Transcribe all of the material exactly. Any picture in it should be left out.

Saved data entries

━━━━━━━━

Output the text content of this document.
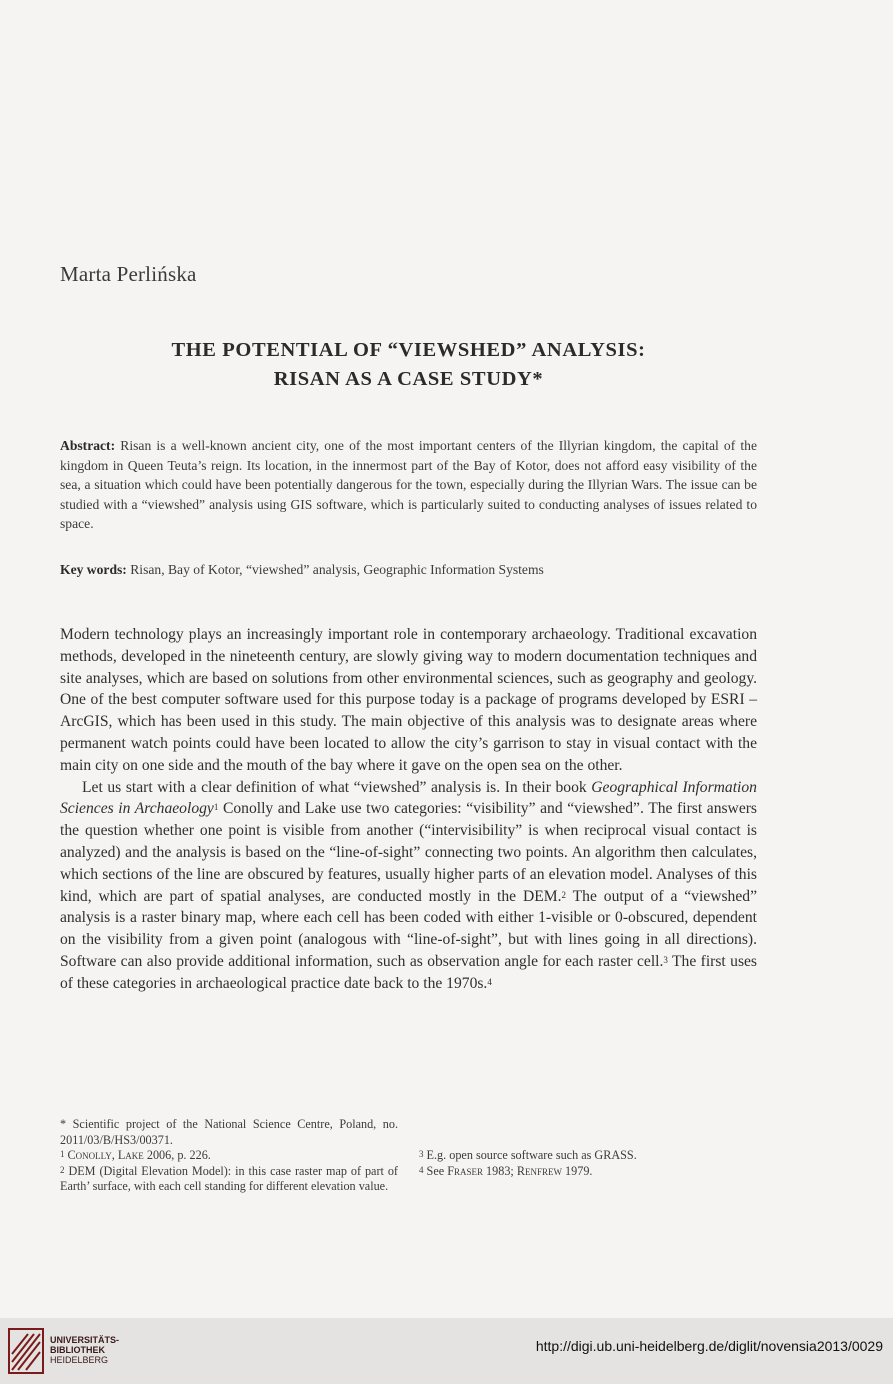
Marta Perlińska
THE POTENTIAL OF “VIEWSHED” ANALYSIS:
RISAN AS A CASE STUDY*
Abstract: Risan is a well-known ancient city, one of the most important centers of the Illyrian kingdom, the capital of the kingdom in Queen Teuta’s reign. Its location, in the innermost part of the Bay of Kotor, does not afford easy visibility of the sea, a situation which could have been potentially dangerous for the town, especially during the Illyrian Wars. The issue can be studied with a “viewshed” analysis using GIS software, which is particularly suited to conducting analyses of issues related to space.
Key words: Risan, Bay of Kotor, “viewshed” analysis, Geographic Information Systems

Modern technology plays an increasingly important role in contemporary archaeology. Traditional excavation methods, developed in the nineteenth century, are slowly giving way to modern documentation techniques and site analyses, which are based on solutions from other environmental sciences, such as geography and geology. One of the best computer software used for this purpose today is a package of programs developed by ESRI – ArcGIS, which has been used in this study. The main objective of this analysis was to designate areas where permanent watch points could have been located to allow the city’s garrison to stay in visual contact with the main city on one side and the mouth of the bay where it gave on the open sea on the other.

Let us start with a clear definition of what “viewshed” analysis is. In their book Geographical Information Sciences in Archaeology$^1$ Conolly and Lake use two categories: “visibility” and “viewshed”. The first answers the question whether one point is visible from another (“intervisibility” is when reciprocal visual contact is analyzed) and the analysis is based on the “line-of-sight” connecting two points. An algorithm then calculates, which sections of the line are obscured by features, usually higher parts of an elevation model. Analyses of this kind, which are part of spatial analyses, are conducted mostly in the DEM.$^2$ The output of a “viewshed” analysis is a raster binary map, where each cell has been coded with either 1-visible or 0-obscured, dependent on the visibility from a given point (analogous with “line-of-sight”, but with lines going in all directions). Software can also provide additional information, such as observation angle for each raster cell.$^3$ The first uses of these categories in archaeological practice date back to the 1970s.$^4$

* Scientific project of the National Science Centre, Poland, no. 2011/03/B/HS3/00371.

$^1$ Conolly, Lake 2006, p. 226.

$^2$ DEM (Digital Elevation Model): in this case raster map of part of Earth’ surface, with each cell standing for different elevation value.

$^3$ E.g. open source software such as GRASS.

$^4$ See Fraser 1983; Renfrew 1979.

UNIVERSITÄTS-
BIBLIOTHEK
HEIDELBERG
http://digi.ub.uni-heidelberg.de/diglit/novensia2013/0029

━━━━━━━━

◆ **Problem solution**
Output the text content of this document.
Marta Perlińska
THE POTENTIAL OF “VIEWSHED” ANALYSIS:
RISAN AS A CASE STUDY*
Abstract: Risan is a well-known ancient city, one of the most important centers of the Illyrian kingdom, the capital of the kingdom in Queen Teuta’s reign. Its location, in the innermost part of the Bay of Kotor, does not afford easy visibility of the sea, a situation which could have been potentially dangerous for the town, especially during the Illyrian Wars. The issue can be studied with a “viewshed” analysis using GIS software, which is particularly suited to conducting analyses of issues related to space.
Key words: Risan, Bay of Kotor, “viewshed” analysis, Geographic Information Systems

Modern technology plays an increasingly important role in contemporary archaeology. Traditional excavation methods, developed in the nineteenth century, are slowly giving way to modern documentation techniques and site analyses, which are based on solutions from other environmental sciences, such as geography and geology. One of the best computer software used for this purpose today is a package of programs developed by ESRI – ArcGIS, which has been used in this study. The main objective of this analysis was to designate areas where permanent watch points could have been located to allow the city’s garrison to stay in visual contact with the main city on one side and the mouth of the bay where it gave on the open sea on the other.

Let us start with a clear definition of what “viewshed” analysis is. In their book Geographical Information Sciences in Archaeology$^1$ Conolly and Lake use two categories: “visibility” and “viewshed”. The first answers the question whether one point is visible from another (“intervisibility” is when reciprocal visual contact is analyzed) and the analysis is based on the “line-of-sight” connecting two points. An algorithm then calculates, which sections of the line are obscured by features, usually higher parts of an elevation model. Analyses of this kind, which are part of spatial analyses, are conducted mostly in the DEM.$^2$ The output of a “viewshed” analysis is a raster binary map, where each cell has been coded with either 1-visible or 0-obscured, dependent on the visibility from a given point (analogous with “line-of-sight”, but with lines going in all directions). Software can also provide additional information, such as observation angle for each raster cell.$^3$ The first uses of these categories in archaeological practice date back to the 1970s.$^4$

* Scientific project of the National Science Centre, Poland, no. 2011/03/B/HS3/00371.

$^1$ Conolly, Lake 2006, p. 226.

$^2$ DEM (Digital Elevation Model): in this case raster map of part of Earth’ surface, with each cell standing for different elevation value.

$^3$ E.g. open source software such as GRASS.

$^4$ See Fraser 1983; Renfrew 1979.

UNIVERSITÄTS-
BIBLIOTHEK
HEIDELBERG
http://digi.ub.uni-heidelberg.de/diglit/novensia2013/0029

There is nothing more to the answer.